■ AIM:
Consider the records below. How many of their lines include the word "edit"? State the number and nothing else.

■ THE INPUT:
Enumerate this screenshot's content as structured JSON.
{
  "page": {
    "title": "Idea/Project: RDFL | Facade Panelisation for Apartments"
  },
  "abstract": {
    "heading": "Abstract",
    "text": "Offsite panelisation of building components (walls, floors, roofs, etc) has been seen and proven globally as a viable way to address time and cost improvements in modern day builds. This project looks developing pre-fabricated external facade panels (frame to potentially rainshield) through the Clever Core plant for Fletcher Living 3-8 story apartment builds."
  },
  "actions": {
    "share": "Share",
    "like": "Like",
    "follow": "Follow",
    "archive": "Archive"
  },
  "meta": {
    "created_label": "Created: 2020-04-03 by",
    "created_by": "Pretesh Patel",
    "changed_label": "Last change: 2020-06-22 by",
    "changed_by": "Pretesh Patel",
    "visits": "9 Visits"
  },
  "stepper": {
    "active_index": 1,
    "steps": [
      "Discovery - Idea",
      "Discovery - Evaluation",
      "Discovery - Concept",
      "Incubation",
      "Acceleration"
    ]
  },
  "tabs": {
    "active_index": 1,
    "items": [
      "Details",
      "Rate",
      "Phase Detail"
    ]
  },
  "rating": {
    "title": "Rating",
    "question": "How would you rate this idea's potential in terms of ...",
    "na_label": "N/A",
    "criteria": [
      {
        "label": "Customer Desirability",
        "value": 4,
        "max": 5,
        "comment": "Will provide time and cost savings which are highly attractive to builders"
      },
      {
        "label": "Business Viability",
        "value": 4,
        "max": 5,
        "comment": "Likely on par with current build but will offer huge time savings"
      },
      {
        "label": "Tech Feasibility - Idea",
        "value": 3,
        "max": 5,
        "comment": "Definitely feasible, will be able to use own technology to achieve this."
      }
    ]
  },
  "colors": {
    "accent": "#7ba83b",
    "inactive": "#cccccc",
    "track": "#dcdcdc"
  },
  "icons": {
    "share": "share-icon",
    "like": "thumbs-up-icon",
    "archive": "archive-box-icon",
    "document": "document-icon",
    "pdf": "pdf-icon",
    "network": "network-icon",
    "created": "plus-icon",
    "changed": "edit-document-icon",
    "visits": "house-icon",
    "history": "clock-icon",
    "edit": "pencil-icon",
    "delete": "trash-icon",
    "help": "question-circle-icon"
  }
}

■ ANSWER:
2